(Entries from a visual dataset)
───

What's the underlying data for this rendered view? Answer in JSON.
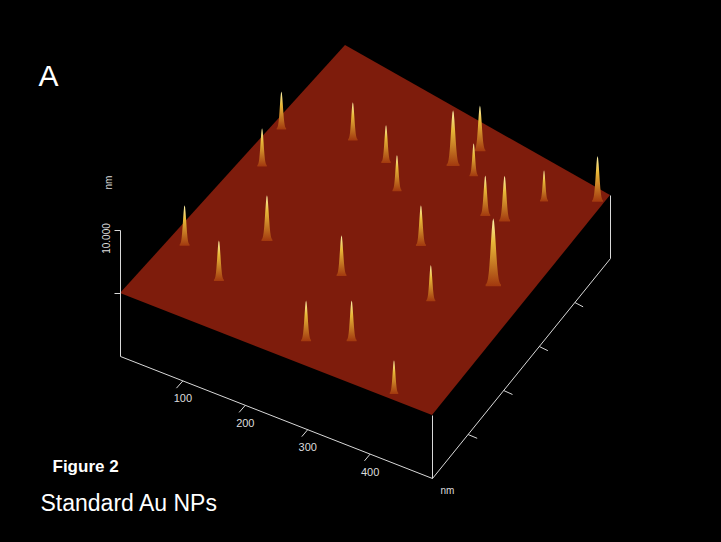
{
  "chart_data": {
    "type": "surface3d",
    "panel": "A",
    "caption": "Figure 2",
    "title": "Standard Au NPs",
    "x_label": "nm",
    "z_label": "nm",
    "xlim": [
      0,
      500
    ],
    "ylim": [
      0,
      500
    ],
    "zlim": [
      -10,
      10
    ],
    "xticks": [
      100,
      200,
      300,
      400
    ],
    "yticks": [
      {
        "value": 100,
        "label": null
      },
      {
        "value": 200,
        "label": null
      },
      {
        "value": 300,
        "label": null
      },
      {
        "value": 400,
        "label": null
      }
    ],
    "zticks": [
      {
        "value": 0,
        "label": null
      },
      {
        "value": 10,
        "label": "10.000"
      }
    ],
    "color": "#7e1c0c",
    "particles": {
      "x": [
        15,
        32,
        115,
        181,
        225,
        268,
        286,
        305,
        362,
        392,
        421,
        490,
        25,
        119,
        104,
        247,
        313,
        383,
        445,
        272,
        327,
        432
      ],
      "y": [
        340,
        275,
        376,
        368,
        335,
        415,
        458,
        416,
        365,
        372,
        435,
        480,
        110,
        170,
        79,
        167,
        270,
        190,
        261,
        41,
        71,
        12
      ],
      "height": [
        5.9,
        5.9,
        5.9,
        5.9,
        5.6,
        8.7,
        7.1,
        5.1,
        6.3,
        7.1,
        4.8,
        7.1,
        6.3,
        7.1,
        6.3,
        6.3,
        6.3,
        5.6,
        10.6,
        6.3,
        6.3,
        5.2
      ]
    }
  }
}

───

▶ Written task: Transcribe the records above exactly as they appear, leaving out any pictures.

▶ Output for this task:
What's the underlying data for this rendered view? Answer in JSON.
{
  "chart_data": {
    "type": "surface3d",
    "panel": "A",
    "caption": "Figure 2",
    "title": "Standard Au NPs",
    "x_label": "nm",
    "z_label": "nm",
    "xlim": [
      0,
      500
    ],
    "ylim": [
      0,
      500
    ],
    "zlim": [
      -10,
      10
    ],
    "xticks": [
      100,
      200,
      300,
      400
    ],
    "yticks": [
      {
        "value": 100,
        "label": null
      },
      {
        "value": 200,
        "label": null
      },
      {
        "value": 300,
        "label": null
      },
      {
        "value": 400,
        "label": null
      }
    ],
    "zticks": [
      {
        "value": 0,
        "label": null
      },
      {
        "value": 10,
        "label": "10.000"
      }
    ],
    "color": "#7e1c0c",
    "particles": {
      "x": [
        15,
        32,
        115,
        181,
        225,
        268,
        286,
        305,
        362,
        392,
        421,
        490,
        25,
        119,
        104,
        247,
        313,
        383,
        445,
        272,
        327,
        432
      ],
      "y": [
        340,
        275,
        376,
        368,
        335,
        415,
        458,
        416,
        365,
        372,
        435,
        480,
        110,
        170,
        79,
        167,
        270,
        190,
        261,
        41,
        71,
        12
      ],
      "height": [
        5.9,
        5.9,
        5.9,
        5.9,
        5.6,
        8.7,
        7.1,
        5.1,
        6.3,
        7.1,
        4.8,
        7.1,
        6.3,
        7.1,
        6.3,
        6.3,
        6.3,
        5.6,
        10.6,
        6.3,
        6.3,
        5.2
      ]
    }
  }
}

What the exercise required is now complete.